# Start of Data in this exercise
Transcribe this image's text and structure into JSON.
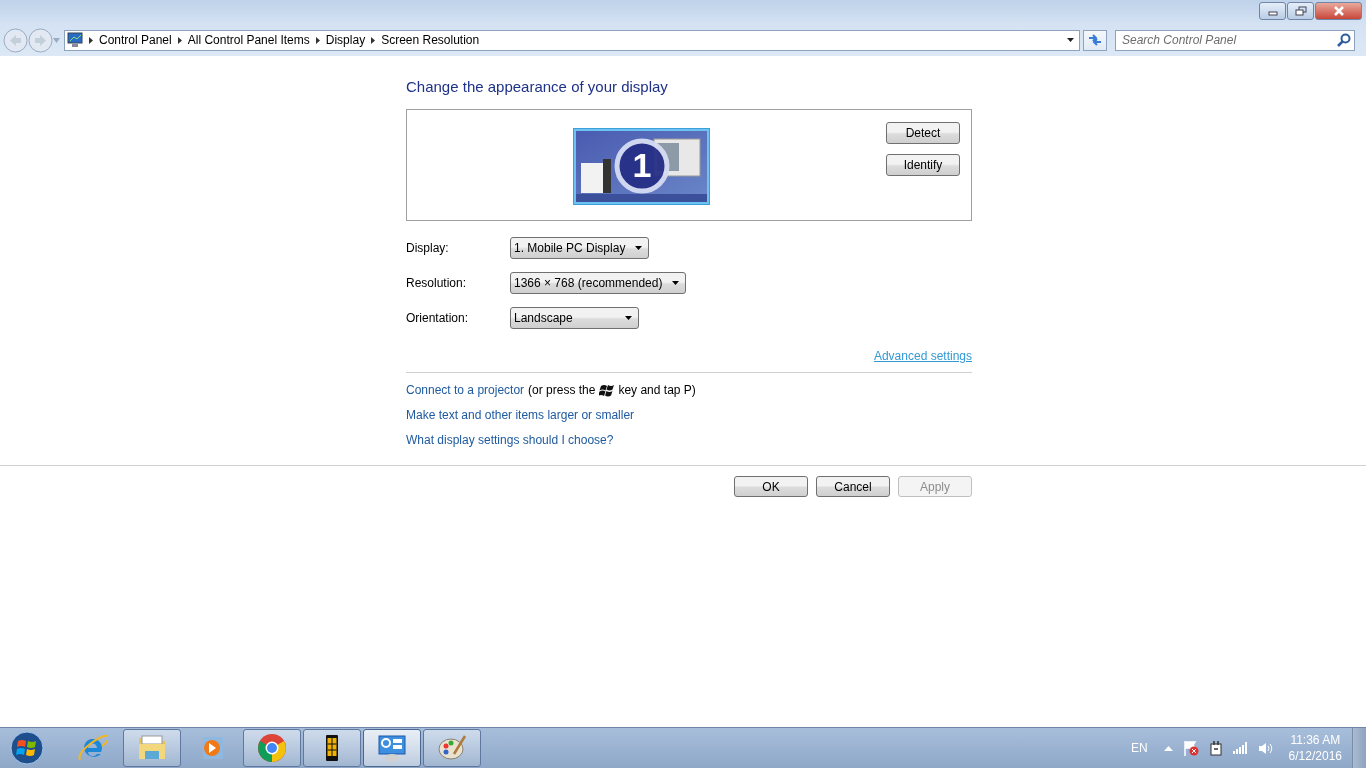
{
  "address_bar": {
    "breadcrumbs": [
      "Control Panel",
      "All Control Panel Items",
      "Display",
      "Screen Resolution"
    ]
  },
  "search": {
    "placeholder": "Search Control Panel"
  },
  "heading": "Change the appearance of your display",
  "preview": {
    "monitor_number": "1",
    "selected": true
  },
  "preview_buttons": [
    "Detect",
    "Identify"
  ],
  "settings": [
    {
      "label": "Display:",
      "value": "1. Mobile PC Display"
    },
    {
      "label": "Resolution:",
      "value": "1366 × 768 (recommended)"
    },
    {
      "label": "Orientation:",
      "value": "Landscape"
    }
  ],
  "advanced_link": "Advanced settings",
  "projector_line": {
    "link": "Connect to a projector",
    "text_before_key": "(or press the",
    "text_after_key": "key and tap P)"
  },
  "links": [
    "Make text and other items larger or smaller",
    "What display settings should I choose?"
  ],
  "dialog_buttons": [
    {
      "label": "OK",
      "disabled": false
    },
    {
      "label": "Cancel",
      "disabled": false
    },
    {
      "label": "Apply",
      "disabled": true
    }
  ],
  "taskbar": {
    "apps": [
      {
        "kind": "ie",
        "running": false,
        "selected": false
      },
      {
        "kind": "folder",
        "running": true,
        "selected": false
      },
      {
        "kind": "media",
        "running": false,
        "selected": false
      },
      {
        "kind": "chrome",
        "running": true,
        "selected": false
      },
      {
        "kind": "phone",
        "running": true,
        "selected": false
      },
      {
        "kind": "panel",
        "running": true,
        "selected": true
      },
      {
        "kind": "paint",
        "running": true,
        "selected": false
      }
    ]
  },
  "tray": {
    "language": "EN",
    "time": "11:36 AM",
    "date": "6/12/2016"
  }
}
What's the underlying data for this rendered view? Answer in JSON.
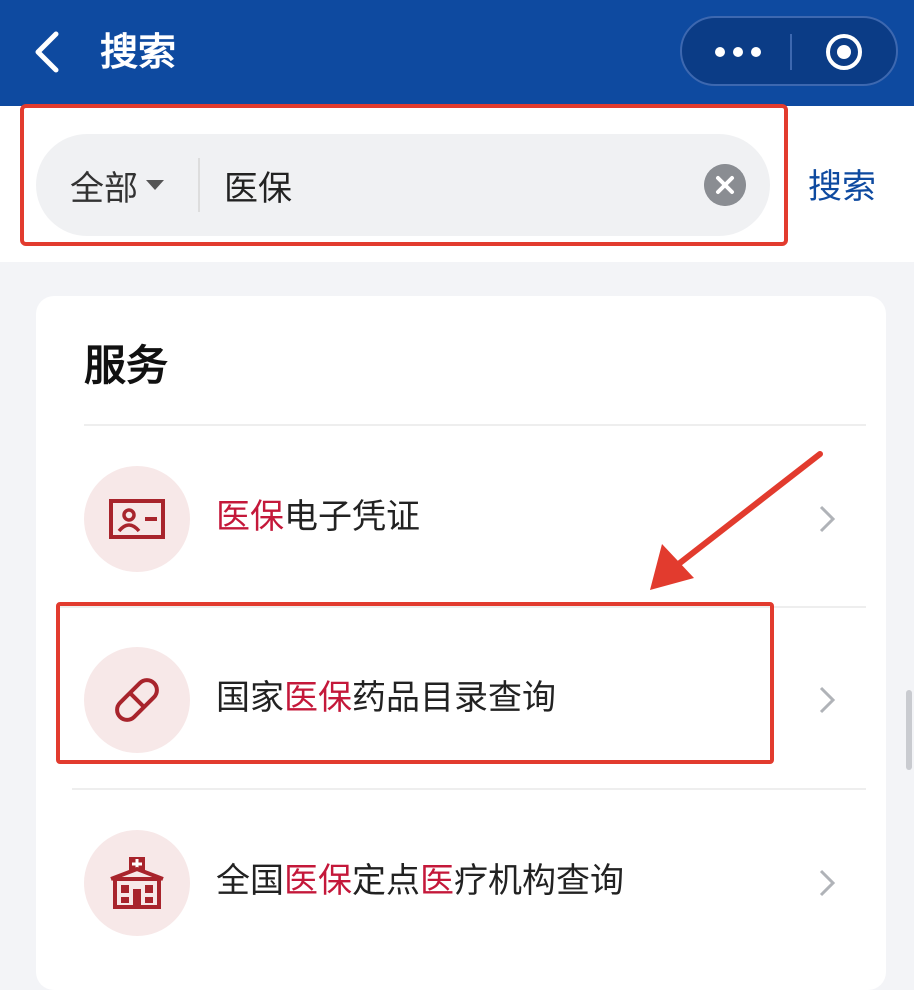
{
  "navbar": {
    "title": "搜索"
  },
  "search": {
    "scope": "全部",
    "value": "医保",
    "button_label": "搜索"
  },
  "services": {
    "title": "服务",
    "items": [
      {
        "icon": "id-card-icon",
        "segments": [
          {
            "text": "医保",
            "highlight": true
          },
          {
            "text": "电子凭证",
            "highlight": false
          }
        ]
      },
      {
        "icon": "pill-icon",
        "segments": [
          {
            "text": "国家",
            "highlight": false
          },
          {
            "text": "医保",
            "highlight": true
          },
          {
            "text": "药品目录查询",
            "highlight": false
          }
        ]
      },
      {
        "icon": "hospital-icon",
        "segments": [
          {
            "text": "全国",
            "highlight": false
          },
          {
            "text": "医保",
            "highlight": true
          },
          {
            "text": "定点",
            "highlight": false
          },
          {
            "text": "医",
            "highlight": true
          },
          {
            "text": "疗机构查询",
            "highlight": false
          }
        ]
      }
    ]
  },
  "colors": {
    "navbar": "#0e4aa0",
    "keyword_highlight": "#c4183a",
    "annotation": "#e23b2e",
    "icon": "#a8242c"
  }
}
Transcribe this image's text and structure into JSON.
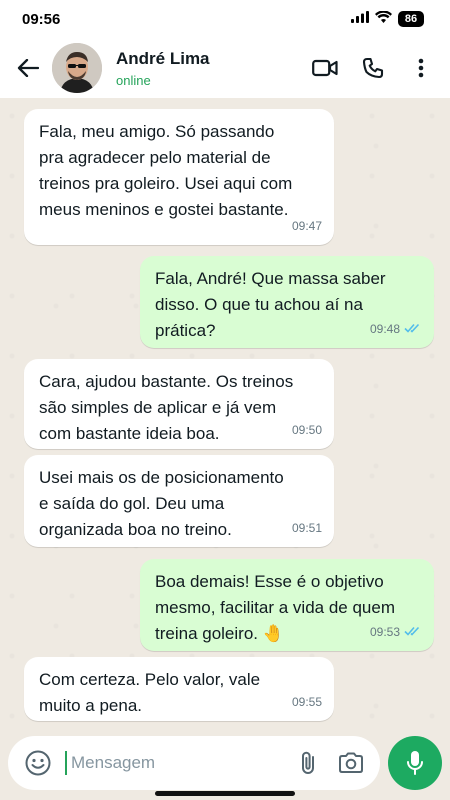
{
  "status_bar": {
    "time": "09:56",
    "battery": "86"
  },
  "header": {
    "contact_name": "André Lima",
    "contact_status": "online",
    "icons": [
      "back-arrow-icon",
      "video-call-icon",
      "phone-icon",
      "more-options-icon"
    ]
  },
  "messages": [
    {
      "direction": "incoming",
      "text": "Fala, meu amigo. Só passando\npra agradecer pelo material de\ntreinos pra goleiro. Usei aqui com\nmeus meninos e gostei bastante.",
      "time": "09:47"
    },
    {
      "direction": "outgoing",
      "text": "Fala, André! Que massa saber\ndisso. O que tu achou aí na\nprática?",
      "time": "09:48",
      "read": true
    },
    {
      "direction": "incoming",
      "text": "Cara, ajudou bastante. Os treinos\nsão simples de aplicar e já vem\ncom bastante ideia boa.",
      "time": "09:50"
    },
    {
      "direction": "incoming",
      "text": "Usei mais os de posicionamento\ne saída do gol. Deu uma\norganizada boa no treino.",
      "time": "09:51"
    },
    {
      "direction": "outgoing",
      "text": "Boa demais! Esse é o objetivo\nmesmo, facilitar a vida de quem\ntreina goleiro. 🤚",
      "time": "09:53",
      "read": true
    },
    {
      "direction": "incoming",
      "text": "Com certeza. Pelo valor, vale\nmuito a pena.",
      "time": "09:55"
    }
  ],
  "composer": {
    "placeholder": "Mensagem"
  },
  "colors": {
    "incoming_bubble": "#ffffff",
    "outgoing_bubble": "#d9fdd3",
    "accent_green": "#1daa61",
    "read_ticks": "#53bdeb",
    "chat_background": "#efeae2"
  }
}
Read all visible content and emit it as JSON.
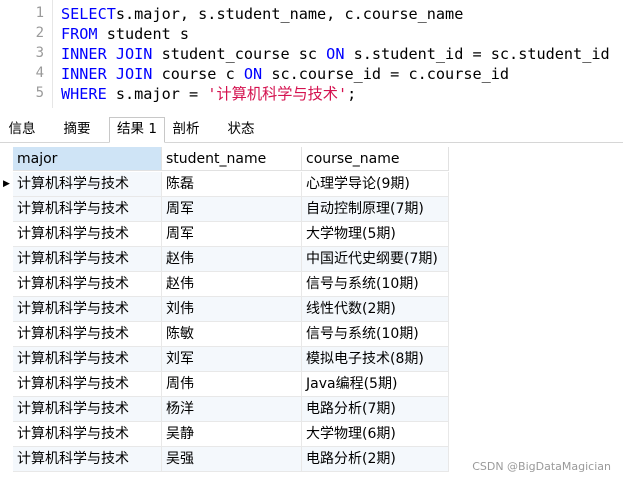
{
  "editor": {
    "lines": [
      {
        "num": "1",
        "parts": [
          [
            "kw",
            "SELECT"
          ],
          [
            "",
            "s.major, s.student_name, c.course_name"
          ]
        ]
      },
      {
        "num": "2",
        "parts": [
          [
            "kw",
            "FROM"
          ],
          [
            "",
            " student s"
          ]
        ]
      },
      {
        "num": "3",
        "parts": [
          [
            "kw",
            "INNER JOIN"
          ],
          [
            "",
            " student_course sc "
          ],
          [
            "kw",
            "ON"
          ],
          [
            "",
            " s.student_id = sc.student_id"
          ]
        ]
      },
      {
        "num": "4",
        "parts": [
          [
            "kw",
            "INNER JOIN"
          ],
          [
            "",
            " course c "
          ],
          [
            "kw",
            "ON"
          ],
          [
            "",
            " sc.course_id = c.course_id"
          ]
        ]
      },
      {
        "num": "5",
        "parts": [
          [
            "kw",
            "WHERE"
          ],
          [
            "",
            " s.major = "
          ],
          [
            "str",
            "'计算机科学与技术'"
          ],
          [
            "",
            ";"
          ]
        ]
      }
    ]
  },
  "tabs": [
    {
      "label": "信息",
      "active": false
    },
    {
      "label": "摘要",
      "active": false
    },
    {
      "label": "结果 1",
      "active": true
    },
    {
      "label": "剖析",
      "active": false
    },
    {
      "label": "状态",
      "active": false
    }
  ],
  "grid": {
    "columns": [
      "major",
      "student_name",
      "course_name"
    ],
    "current_row_indicator": "▶",
    "rows": [
      [
        "计算机科学与技术",
        "陈磊",
        "心理学导论(9期)"
      ],
      [
        "计算机科学与技术",
        "周军",
        "自动控制原理(7期)"
      ],
      [
        "计算机科学与技术",
        "周军",
        "大学物理(5期)"
      ],
      [
        "计算机科学与技术",
        "赵伟",
        "中国近代史纲要(7期)"
      ],
      [
        "计算机科学与技术",
        "赵伟",
        "信号与系统(10期)"
      ],
      [
        "计算机科学与技术",
        "刘伟",
        "线性代数(2期)"
      ],
      [
        "计算机科学与技术",
        "陈敏",
        "信号与系统(10期)"
      ],
      [
        "计算机科学与技术",
        "刘军",
        "模拟电子技术(8期)"
      ],
      [
        "计算机科学与技术",
        "周伟",
        "Java编程(5期)"
      ],
      [
        "计算机科学与技术",
        "杨洋",
        "电路分析(7期)"
      ],
      [
        "计算机科学与技术",
        "吴静",
        "大学物理(6期)"
      ],
      [
        "计算机科学与技术",
        "吴强",
        "电路分析(2期)"
      ]
    ]
  },
  "watermark": "CSDN @BigDataMagician",
  "colors": {
    "keyword": "#0000ff",
    "string": "#d4124f",
    "header_selected": "#cfe4f6",
    "row_alt": "#f4f8fc"
  }
}
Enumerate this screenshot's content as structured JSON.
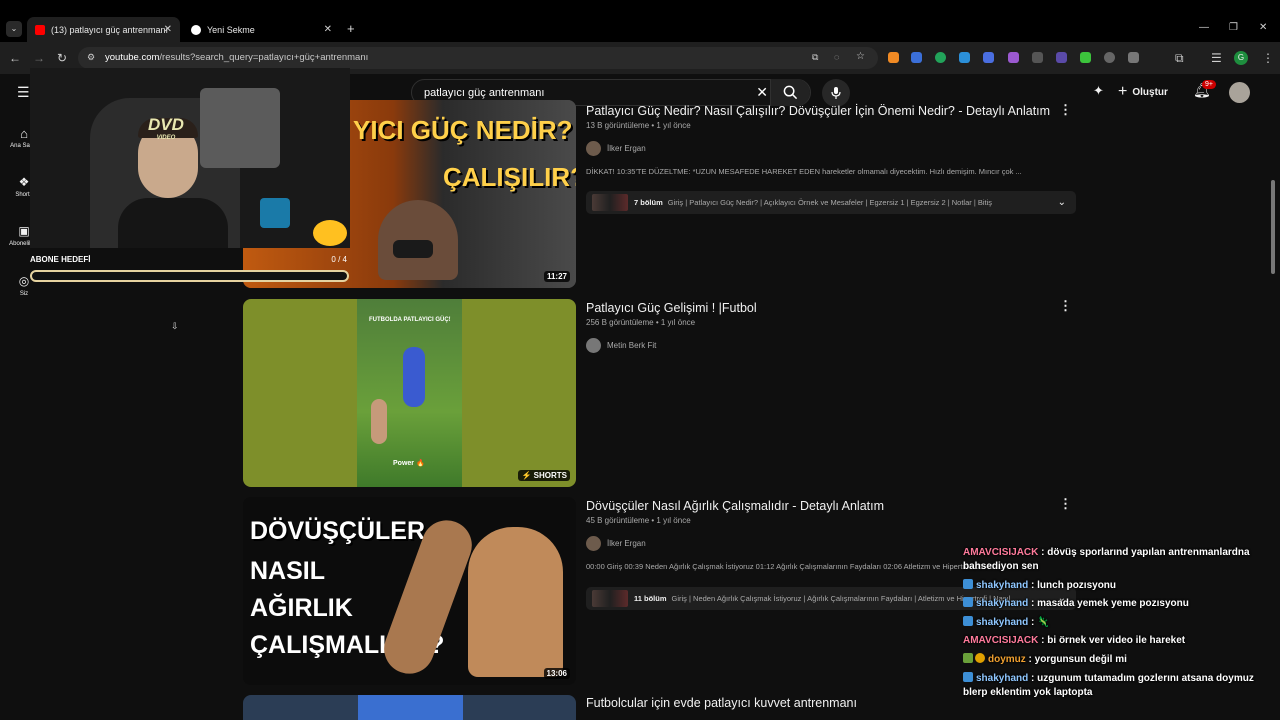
# End of Data in this exercise
Go through the entries above and copy every line containing "What".

    "What display settings should I choose?"
What's the underlying data for this rendered view? Answer in JSON.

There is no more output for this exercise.